[Extracted data entries]

☆ ☆ ☆

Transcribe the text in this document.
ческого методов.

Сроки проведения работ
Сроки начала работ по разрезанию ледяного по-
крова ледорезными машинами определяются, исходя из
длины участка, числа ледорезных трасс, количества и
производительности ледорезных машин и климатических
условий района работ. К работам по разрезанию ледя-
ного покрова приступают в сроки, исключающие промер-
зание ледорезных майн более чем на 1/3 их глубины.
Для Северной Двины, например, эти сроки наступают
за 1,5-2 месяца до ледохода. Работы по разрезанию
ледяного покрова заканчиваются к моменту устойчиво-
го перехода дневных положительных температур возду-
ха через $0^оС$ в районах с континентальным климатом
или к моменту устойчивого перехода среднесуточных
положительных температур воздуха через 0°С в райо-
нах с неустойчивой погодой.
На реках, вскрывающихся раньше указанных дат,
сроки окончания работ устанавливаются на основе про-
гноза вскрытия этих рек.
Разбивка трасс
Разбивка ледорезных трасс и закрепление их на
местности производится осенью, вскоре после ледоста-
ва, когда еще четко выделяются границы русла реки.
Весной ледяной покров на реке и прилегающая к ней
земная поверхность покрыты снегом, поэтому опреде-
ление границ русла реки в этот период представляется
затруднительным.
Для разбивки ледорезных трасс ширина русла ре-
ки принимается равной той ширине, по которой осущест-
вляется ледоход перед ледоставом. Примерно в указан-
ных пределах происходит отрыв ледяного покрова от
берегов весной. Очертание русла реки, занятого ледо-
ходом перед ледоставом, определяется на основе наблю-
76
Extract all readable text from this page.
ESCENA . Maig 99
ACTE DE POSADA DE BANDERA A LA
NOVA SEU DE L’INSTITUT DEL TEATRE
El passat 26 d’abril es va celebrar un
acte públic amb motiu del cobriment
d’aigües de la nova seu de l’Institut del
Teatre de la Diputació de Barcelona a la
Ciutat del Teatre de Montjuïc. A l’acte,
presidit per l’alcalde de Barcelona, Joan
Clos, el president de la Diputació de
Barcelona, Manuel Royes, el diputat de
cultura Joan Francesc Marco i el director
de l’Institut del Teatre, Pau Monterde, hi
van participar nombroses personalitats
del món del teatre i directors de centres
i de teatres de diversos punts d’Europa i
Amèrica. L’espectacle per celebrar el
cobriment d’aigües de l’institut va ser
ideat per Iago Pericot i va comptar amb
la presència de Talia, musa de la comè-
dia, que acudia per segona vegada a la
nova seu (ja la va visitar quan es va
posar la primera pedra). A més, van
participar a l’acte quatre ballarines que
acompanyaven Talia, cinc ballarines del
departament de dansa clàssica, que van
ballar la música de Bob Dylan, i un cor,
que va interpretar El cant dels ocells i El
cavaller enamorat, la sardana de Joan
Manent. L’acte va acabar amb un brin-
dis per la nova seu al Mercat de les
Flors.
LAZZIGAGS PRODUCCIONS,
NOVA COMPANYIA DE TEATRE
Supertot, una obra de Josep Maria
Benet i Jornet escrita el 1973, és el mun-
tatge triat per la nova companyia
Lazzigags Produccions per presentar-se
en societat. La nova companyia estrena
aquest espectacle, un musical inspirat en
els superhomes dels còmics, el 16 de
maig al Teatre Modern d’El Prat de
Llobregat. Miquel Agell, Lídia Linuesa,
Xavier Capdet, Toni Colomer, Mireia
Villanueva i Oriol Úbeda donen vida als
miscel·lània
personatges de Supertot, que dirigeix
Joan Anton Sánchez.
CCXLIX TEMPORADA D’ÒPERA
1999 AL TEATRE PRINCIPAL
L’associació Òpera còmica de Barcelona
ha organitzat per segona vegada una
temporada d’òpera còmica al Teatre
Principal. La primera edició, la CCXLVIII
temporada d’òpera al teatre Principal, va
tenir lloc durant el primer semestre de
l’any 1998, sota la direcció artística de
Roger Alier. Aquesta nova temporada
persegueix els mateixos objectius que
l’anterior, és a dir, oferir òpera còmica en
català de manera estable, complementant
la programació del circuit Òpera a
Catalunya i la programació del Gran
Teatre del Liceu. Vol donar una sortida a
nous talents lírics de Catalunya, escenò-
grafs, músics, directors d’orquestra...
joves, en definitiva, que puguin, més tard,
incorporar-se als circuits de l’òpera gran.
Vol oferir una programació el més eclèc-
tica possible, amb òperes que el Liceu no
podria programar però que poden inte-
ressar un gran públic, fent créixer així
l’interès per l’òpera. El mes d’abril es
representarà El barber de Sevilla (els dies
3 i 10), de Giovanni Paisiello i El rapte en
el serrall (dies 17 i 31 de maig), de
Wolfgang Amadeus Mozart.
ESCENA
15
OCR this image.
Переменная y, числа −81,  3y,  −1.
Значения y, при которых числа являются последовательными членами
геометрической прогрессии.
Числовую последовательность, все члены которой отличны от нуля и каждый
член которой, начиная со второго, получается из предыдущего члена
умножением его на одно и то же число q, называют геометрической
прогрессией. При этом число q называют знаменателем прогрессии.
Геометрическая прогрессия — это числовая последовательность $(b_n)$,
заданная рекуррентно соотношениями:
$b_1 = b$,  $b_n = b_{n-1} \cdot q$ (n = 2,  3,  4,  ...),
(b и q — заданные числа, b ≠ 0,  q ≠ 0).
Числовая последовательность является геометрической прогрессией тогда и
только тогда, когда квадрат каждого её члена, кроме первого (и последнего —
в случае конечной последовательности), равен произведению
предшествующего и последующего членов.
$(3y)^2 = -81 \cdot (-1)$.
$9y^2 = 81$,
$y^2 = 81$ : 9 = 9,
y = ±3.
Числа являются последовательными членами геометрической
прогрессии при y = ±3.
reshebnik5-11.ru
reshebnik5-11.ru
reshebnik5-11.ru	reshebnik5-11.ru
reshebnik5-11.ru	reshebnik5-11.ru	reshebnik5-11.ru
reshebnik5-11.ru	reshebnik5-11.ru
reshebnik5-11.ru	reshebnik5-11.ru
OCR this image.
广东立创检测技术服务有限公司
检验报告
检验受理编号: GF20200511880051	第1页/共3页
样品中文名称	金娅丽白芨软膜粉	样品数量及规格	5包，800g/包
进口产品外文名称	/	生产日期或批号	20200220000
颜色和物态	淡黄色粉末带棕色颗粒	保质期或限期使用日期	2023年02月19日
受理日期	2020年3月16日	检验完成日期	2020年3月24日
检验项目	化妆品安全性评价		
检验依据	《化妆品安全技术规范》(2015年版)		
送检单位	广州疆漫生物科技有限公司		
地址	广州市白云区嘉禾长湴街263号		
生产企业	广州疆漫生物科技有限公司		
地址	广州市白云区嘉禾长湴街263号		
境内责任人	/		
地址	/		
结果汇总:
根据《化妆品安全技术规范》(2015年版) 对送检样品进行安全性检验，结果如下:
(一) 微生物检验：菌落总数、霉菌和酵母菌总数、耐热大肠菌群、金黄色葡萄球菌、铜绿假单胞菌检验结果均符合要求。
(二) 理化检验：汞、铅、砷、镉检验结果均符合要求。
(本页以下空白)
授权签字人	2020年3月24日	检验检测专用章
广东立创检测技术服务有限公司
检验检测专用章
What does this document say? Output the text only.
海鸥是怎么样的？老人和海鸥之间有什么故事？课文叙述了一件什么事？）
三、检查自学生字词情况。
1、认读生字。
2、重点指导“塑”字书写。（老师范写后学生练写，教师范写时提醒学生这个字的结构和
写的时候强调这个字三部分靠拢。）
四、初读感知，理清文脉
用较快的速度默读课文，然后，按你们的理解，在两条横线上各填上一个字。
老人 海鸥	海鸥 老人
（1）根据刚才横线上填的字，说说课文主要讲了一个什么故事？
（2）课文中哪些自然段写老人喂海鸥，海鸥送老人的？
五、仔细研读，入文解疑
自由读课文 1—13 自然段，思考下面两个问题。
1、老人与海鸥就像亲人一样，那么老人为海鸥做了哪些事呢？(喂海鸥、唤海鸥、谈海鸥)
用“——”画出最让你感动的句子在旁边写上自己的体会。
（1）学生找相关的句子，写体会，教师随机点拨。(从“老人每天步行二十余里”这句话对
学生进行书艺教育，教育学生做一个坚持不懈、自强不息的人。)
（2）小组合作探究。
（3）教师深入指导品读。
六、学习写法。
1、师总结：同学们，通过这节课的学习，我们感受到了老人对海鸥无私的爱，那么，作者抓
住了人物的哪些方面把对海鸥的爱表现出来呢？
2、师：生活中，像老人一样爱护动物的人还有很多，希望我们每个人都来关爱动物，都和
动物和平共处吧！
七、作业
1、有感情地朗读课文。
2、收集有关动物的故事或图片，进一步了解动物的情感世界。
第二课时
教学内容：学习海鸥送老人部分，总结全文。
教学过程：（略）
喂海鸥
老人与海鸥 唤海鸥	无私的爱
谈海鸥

☆ ☆ ☆

- _Objective_
Transcribe only the trailing portion of the entries above: the line that contains "What does this" and each line after it.

- _Reply_
What does this document say? Output the text only.
海鸥是怎么样的？老人和海鸥之间有什么故事？课文叙述了一件什么事？）
三、检查自学生字词情况。
1、认读生字。
2、重点指导“塑”字书写。（老师范写后学生练写，教师范写时提醒学生这个字的结构和
写的时候强调这个字三部分靠拢。）
四、初读感知，理清文脉
用较快的速度默读课文，然后，按你们的理解，在两条横线上各填上一个字。
老人 海鸥	海鸥 老人
（1）根据刚才横线上填的字，说说课文主要讲了一个什么故事？
（2）课文中哪些自然段写老人喂海鸥，海鸥送老人的？
五、仔细研读，入文解疑
自由读课文 1—13 自然段，思考下面两个问题。
1、老人与海鸥就像亲人一样，那么老人为海鸥做了哪些事呢？(喂海鸥、唤海鸥、谈海鸥)
用“——”画出最让你感动的句子在旁边写上自己的体会。
（1）学生找相关的句子，写体会，教师随机点拨。(从“老人每天步行二十余里”这句话对
学生进行书艺教育，教育学生做一个坚持不懈、自强不息的人。)
（2）小组合作探究。
（3）教师深入指导品读。
六、学习写法。
1、师总结：同学们，通过这节课的学习，我们感受到了老人对海鸥无私的爱，那么，作者抓
住了人物的哪些方面把对海鸥的爱表现出来呢？
2、师：生活中，像老人一样爱护动物的人还有很多，希望我们每个人都来关爱动物，都和
动物和平共处吧！
七、作业
1、有感情地朗读课文。
2、收集有关动物的故事或图片，进一步了解动物的情感世界。
第二课时
教学内容：学习海鸥送老人部分，总结全文。
教学过程：（略）
喂海鸥
老人与海鸥 唤海鸥	无私的爱
谈海鸥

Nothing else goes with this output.